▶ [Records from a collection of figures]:
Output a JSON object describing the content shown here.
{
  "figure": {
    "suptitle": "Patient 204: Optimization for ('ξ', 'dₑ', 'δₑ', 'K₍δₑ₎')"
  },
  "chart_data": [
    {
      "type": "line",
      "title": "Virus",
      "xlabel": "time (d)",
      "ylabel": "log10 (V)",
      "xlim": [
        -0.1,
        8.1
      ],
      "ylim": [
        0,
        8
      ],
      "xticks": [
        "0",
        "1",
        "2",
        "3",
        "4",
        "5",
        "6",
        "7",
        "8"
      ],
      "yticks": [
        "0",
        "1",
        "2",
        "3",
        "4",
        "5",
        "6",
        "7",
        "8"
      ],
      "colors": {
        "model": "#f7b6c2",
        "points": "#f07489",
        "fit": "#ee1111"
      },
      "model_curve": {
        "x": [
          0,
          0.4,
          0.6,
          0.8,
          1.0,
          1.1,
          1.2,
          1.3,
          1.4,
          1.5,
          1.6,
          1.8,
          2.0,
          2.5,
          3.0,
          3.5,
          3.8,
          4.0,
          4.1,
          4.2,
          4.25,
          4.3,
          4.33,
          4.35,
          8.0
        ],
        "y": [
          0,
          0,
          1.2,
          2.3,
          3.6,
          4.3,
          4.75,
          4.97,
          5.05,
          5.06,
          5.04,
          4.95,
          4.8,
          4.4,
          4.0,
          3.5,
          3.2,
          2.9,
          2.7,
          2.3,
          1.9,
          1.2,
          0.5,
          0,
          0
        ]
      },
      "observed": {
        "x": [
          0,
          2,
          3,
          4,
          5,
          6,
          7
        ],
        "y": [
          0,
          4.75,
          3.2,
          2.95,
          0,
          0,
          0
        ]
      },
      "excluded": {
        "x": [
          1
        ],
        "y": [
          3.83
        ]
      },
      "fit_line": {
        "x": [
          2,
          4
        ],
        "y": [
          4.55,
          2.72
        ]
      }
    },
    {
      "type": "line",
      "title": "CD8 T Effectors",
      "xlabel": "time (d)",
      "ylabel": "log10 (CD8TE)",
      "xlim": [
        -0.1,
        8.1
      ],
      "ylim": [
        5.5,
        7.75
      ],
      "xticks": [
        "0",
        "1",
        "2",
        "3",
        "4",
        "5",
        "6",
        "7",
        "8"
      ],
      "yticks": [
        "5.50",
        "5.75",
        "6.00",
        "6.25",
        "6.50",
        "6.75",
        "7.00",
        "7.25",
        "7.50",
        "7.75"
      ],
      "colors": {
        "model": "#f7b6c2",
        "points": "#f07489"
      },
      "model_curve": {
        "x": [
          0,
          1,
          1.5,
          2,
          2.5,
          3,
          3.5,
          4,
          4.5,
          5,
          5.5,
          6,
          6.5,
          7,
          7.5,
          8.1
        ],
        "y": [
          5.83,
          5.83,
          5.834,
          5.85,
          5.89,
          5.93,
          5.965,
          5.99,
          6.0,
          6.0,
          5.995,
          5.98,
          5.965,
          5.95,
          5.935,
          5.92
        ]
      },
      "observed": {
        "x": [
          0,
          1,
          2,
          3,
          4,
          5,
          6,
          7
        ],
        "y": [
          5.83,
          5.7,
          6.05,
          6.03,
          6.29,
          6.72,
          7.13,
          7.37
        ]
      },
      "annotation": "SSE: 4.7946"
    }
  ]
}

▶ [Problem statement]: Every record, copied exactly, is the expected answer.

▶ [Problem solution]:
Output a JSON object describing the content shown here.
{
  "figure": {
    "suptitle": "Patient 204: Optimization for ('ξ', 'dₑ', 'δₑ', 'K₍δₑ₎')"
  },
  "chart_data": [
    {
      "type": "line",
      "title": "Virus",
      "xlabel": "time (d)",
      "ylabel": "log10 (V)",
      "xlim": [
        -0.1,
        8.1
      ],
      "ylim": [
        0,
        8
      ],
      "xticks": [
        "0",
        "1",
        "2",
        "3",
        "4",
        "5",
        "6",
        "7",
        "8"
      ],
      "yticks": [
        "0",
        "1",
        "2",
        "3",
        "4",
        "5",
        "6",
        "7",
        "8"
      ],
      "colors": {
        "model": "#f7b6c2",
        "points": "#f07489",
        "fit": "#ee1111"
      },
      "model_curve": {
        "x": [
          0,
          0.4,
          0.6,
          0.8,
          1.0,
          1.1,
          1.2,
          1.3,
          1.4,
          1.5,
          1.6,
          1.8,
          2.0,
          2.5,
          3.0,
          3.5,
          3.8,
          4.0,
          4.1,
          4.2,
          4.25,
          4.3,
          4.33,
          4.35,
          8.0
        ],
        "y": [
          0,
          0,
          1.2,
          2.3,
          3.6,
          4.3,
          4.75,
          4.97,
          5.05,
          5.06,
          5.04,
          4.95,
          4.8,
          4.4,
          4.0,
          3.5,
          3.2,
          2.9,
          2.7,
          2.3,
          1.9,
          1.2,
          0.5,
          0,
          0
        ]
      },
      "observed": {
        "x": [
          0,
          2,
          3,
          4,
          5,
          6,
          7
        ],
        "y": [
          0,
          4.75,
          3.2,
          2.95,
          0,
          0,
          0
        ]
      },
      "excluded": {
        "x": [
          1
        ],
        "y": [
          3.83
        ]
      },
      "fit_line": {
        "x": [
          2,
          4
        ],
        "y": [
          4.55,
          2.72
        ]
      }
    },
    {
      "type": "line",
      "title": "CD8 T Effectors",
      "xlabel": "time (d)",
      "ylabel": "log10 (CD8TE)",
      "xlim": [
        -0.1,
        8.1
      ],
      "ylim": [
        5.5,
        7.75
      ],
      "xticks": [
        "0",
        "1",
        "2",
        "3",
        "4",
        "5",
        "6",
        "7",
        "8"
      ],
      "yticks": [
        "5.50",
        "5.75",
        "6.00",
        "6.25",
        "6.50",
        "6.75",
        "7.00",
        "7.25",
        "7.50",
        "7.75"
      ],
      "colors": {
        "model": "#f7b6c2",
        "points": "#f07489"
      },
      "model_curve": {
        "x": [
          0,
          1,
          1.5,
          2,
          2.5,
          3,
          3.5,
          4,
          4.5,
          5,
          5.5,
          6,
          6.5,
          7,
          7.5,
          8.1
        ],
        "y": [
          5.83,
          5.83,
          5.834,
          5.85,
          5.89,
          5.93,
          5.965,
          5.99,
          6.0,
          6.0,
          5.995,
          5.98,
          5.965,
          5.95,
          5.935,
          5.92
        ]
      },
      "observed": {
        "x": [
          0,
          1,
          2,
          3,
          4,
          5,
          6,
          7
        ],
        "y": [
          5.83,
          5.7,
          6.05,
          6.03,
          6.29,
          6.72,
          7.13,
          7.37
        ]
      },
      "annotation": "SSE: 4.7946"
    }
  ]
}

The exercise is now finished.